• Do this: Find and copy each line of the records where the string "marker" shows up.

Figure record listings:
START
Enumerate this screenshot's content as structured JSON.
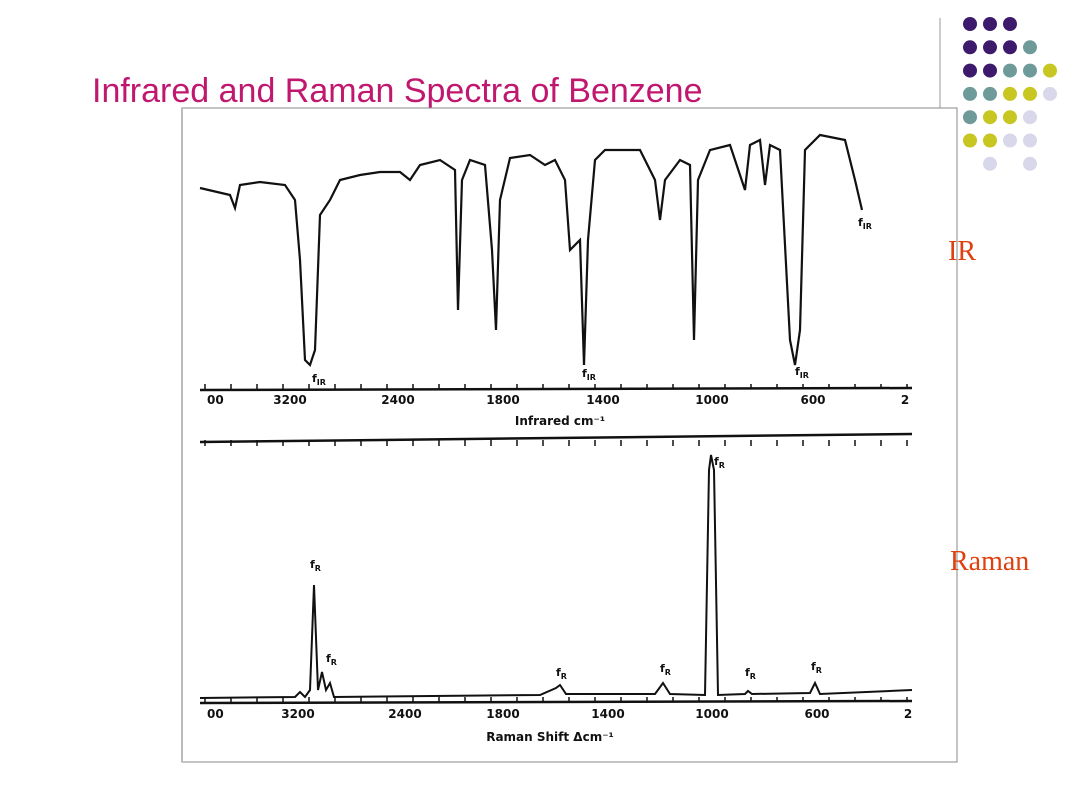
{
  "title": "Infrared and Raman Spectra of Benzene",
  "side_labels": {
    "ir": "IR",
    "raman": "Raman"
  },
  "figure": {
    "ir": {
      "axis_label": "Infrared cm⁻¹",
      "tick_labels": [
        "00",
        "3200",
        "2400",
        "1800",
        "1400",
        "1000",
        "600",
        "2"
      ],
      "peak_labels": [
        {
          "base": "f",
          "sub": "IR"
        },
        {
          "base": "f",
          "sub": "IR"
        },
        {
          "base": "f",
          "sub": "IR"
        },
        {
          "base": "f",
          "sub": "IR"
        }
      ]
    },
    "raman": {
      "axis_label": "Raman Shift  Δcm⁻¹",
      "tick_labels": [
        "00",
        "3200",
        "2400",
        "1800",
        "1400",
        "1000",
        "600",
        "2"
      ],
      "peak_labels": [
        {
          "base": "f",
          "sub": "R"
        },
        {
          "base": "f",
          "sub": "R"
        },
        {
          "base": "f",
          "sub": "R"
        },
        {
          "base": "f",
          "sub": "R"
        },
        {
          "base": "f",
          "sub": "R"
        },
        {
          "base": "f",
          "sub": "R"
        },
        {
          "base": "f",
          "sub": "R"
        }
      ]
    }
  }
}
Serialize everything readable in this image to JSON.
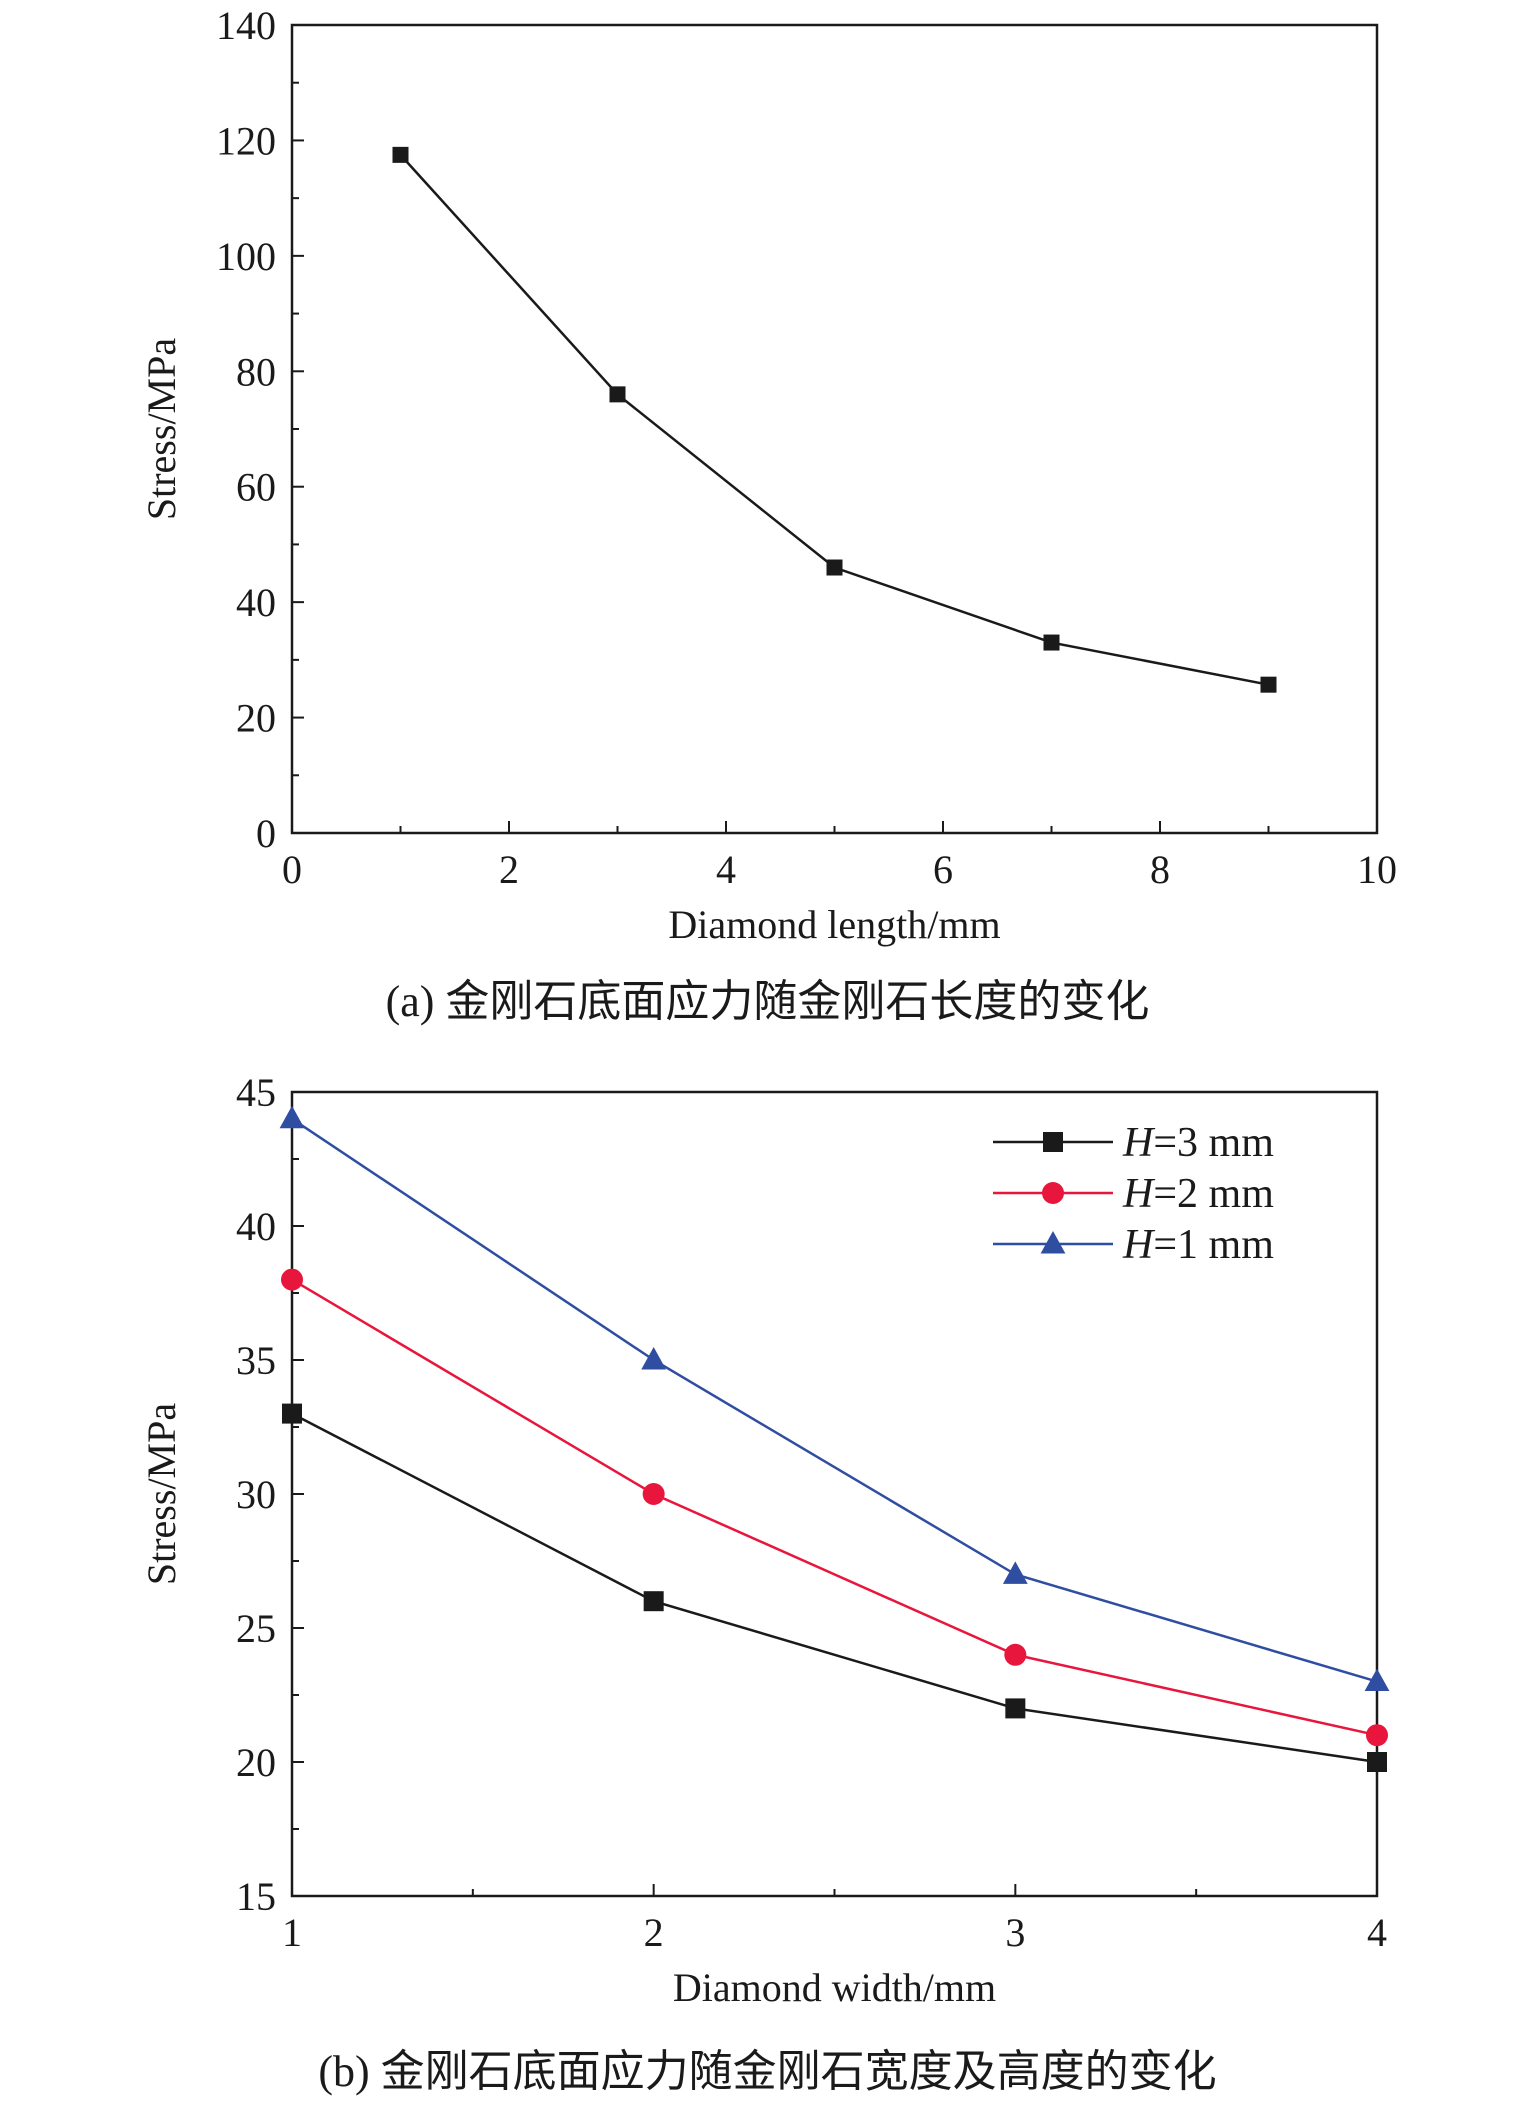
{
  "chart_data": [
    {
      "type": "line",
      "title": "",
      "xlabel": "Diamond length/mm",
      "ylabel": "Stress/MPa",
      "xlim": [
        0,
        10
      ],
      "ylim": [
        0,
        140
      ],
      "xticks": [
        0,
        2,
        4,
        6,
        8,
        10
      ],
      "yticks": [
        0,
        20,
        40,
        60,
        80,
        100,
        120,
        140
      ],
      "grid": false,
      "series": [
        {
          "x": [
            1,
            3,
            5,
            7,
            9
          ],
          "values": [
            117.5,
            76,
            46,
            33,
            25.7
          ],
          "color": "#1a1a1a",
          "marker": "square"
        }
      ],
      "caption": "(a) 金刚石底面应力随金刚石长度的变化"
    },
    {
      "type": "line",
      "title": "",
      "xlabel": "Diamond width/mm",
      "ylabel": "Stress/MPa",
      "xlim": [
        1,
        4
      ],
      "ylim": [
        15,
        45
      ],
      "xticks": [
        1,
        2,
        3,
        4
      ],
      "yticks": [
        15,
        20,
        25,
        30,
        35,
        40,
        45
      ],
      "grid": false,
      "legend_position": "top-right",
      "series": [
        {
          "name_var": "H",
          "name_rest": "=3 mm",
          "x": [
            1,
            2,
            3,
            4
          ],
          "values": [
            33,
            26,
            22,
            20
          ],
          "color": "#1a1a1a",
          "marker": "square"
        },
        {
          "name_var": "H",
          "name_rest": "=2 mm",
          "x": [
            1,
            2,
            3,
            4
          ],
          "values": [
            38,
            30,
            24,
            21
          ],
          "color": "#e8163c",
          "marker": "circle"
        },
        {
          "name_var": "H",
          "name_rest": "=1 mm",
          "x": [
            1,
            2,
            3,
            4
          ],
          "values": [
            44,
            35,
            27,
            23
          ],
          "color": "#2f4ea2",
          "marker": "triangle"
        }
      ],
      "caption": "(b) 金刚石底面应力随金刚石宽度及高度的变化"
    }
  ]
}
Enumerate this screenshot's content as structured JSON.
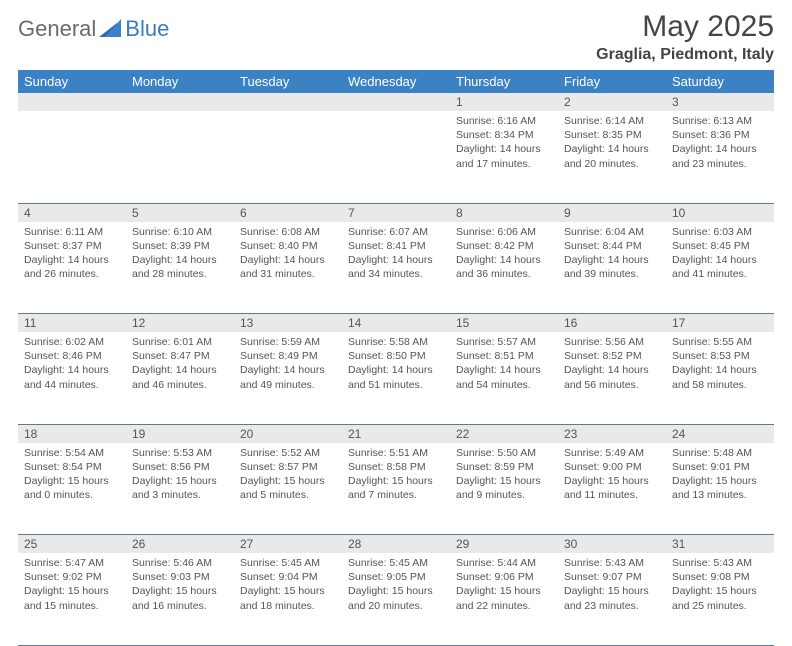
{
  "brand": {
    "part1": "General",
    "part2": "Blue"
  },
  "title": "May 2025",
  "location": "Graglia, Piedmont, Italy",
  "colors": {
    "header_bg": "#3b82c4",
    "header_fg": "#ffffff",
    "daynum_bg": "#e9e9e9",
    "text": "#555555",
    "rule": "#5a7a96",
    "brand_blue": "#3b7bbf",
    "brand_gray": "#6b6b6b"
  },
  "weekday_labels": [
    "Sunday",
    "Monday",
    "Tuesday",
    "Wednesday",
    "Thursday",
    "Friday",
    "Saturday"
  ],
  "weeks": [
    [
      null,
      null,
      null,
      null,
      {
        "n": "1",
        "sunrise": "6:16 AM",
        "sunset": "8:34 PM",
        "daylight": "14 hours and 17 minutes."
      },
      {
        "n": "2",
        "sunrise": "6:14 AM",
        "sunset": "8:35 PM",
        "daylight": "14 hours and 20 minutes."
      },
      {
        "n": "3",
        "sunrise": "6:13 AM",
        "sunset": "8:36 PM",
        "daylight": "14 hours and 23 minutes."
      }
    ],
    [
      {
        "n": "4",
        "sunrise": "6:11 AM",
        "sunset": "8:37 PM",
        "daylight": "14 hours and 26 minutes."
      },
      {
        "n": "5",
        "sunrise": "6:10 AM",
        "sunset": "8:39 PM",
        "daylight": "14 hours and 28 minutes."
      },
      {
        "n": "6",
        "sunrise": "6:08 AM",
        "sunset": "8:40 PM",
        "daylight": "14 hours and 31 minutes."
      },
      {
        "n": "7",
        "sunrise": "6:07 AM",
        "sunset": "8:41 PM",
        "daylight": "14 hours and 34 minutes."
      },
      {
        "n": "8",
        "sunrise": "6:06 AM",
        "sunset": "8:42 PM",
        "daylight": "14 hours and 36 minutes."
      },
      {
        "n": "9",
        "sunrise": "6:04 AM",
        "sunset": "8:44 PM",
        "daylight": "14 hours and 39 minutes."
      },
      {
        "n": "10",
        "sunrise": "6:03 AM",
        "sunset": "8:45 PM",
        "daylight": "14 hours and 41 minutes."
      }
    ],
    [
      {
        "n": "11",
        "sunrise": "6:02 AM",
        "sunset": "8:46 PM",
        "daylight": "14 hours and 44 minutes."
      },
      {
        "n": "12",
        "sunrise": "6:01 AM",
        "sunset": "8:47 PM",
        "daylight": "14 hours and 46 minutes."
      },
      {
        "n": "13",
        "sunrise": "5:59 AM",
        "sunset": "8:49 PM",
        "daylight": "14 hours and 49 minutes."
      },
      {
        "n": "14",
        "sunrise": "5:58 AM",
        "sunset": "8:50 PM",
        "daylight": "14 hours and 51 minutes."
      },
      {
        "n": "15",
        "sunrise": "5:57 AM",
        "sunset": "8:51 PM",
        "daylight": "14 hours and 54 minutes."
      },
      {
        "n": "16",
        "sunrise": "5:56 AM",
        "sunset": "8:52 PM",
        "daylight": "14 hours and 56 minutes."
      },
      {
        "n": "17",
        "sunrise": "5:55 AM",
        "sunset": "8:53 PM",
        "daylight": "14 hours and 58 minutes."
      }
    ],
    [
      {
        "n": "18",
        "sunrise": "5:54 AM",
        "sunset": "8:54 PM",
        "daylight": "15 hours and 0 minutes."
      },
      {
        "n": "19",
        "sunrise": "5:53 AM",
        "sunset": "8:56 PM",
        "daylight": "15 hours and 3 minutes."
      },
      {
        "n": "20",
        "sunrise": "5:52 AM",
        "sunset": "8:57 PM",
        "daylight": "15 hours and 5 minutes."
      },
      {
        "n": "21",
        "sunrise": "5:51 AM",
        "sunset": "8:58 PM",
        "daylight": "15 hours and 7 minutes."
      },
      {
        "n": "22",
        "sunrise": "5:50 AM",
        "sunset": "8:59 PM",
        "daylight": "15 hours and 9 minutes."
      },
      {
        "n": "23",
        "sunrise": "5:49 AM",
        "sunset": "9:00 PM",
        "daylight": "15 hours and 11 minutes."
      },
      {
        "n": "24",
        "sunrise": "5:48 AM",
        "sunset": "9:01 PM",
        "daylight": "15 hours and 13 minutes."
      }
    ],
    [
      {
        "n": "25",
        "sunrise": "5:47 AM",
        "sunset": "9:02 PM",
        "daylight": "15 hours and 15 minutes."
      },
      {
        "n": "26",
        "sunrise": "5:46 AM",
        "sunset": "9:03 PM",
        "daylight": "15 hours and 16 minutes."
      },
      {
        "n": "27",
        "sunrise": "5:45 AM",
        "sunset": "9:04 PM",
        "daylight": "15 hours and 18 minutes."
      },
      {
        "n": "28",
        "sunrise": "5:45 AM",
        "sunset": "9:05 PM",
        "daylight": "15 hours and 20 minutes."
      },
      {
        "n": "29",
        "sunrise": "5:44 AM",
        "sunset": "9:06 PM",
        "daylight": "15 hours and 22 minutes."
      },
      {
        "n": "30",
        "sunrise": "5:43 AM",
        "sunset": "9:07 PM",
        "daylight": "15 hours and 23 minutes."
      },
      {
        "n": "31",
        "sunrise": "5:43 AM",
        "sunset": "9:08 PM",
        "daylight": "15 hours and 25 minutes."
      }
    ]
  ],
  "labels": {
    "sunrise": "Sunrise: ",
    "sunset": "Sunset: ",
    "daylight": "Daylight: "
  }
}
END
• The completed task:
          "marker": "square"
          "marker": "square"
          "marker": "circle"
          "marker": "triangle"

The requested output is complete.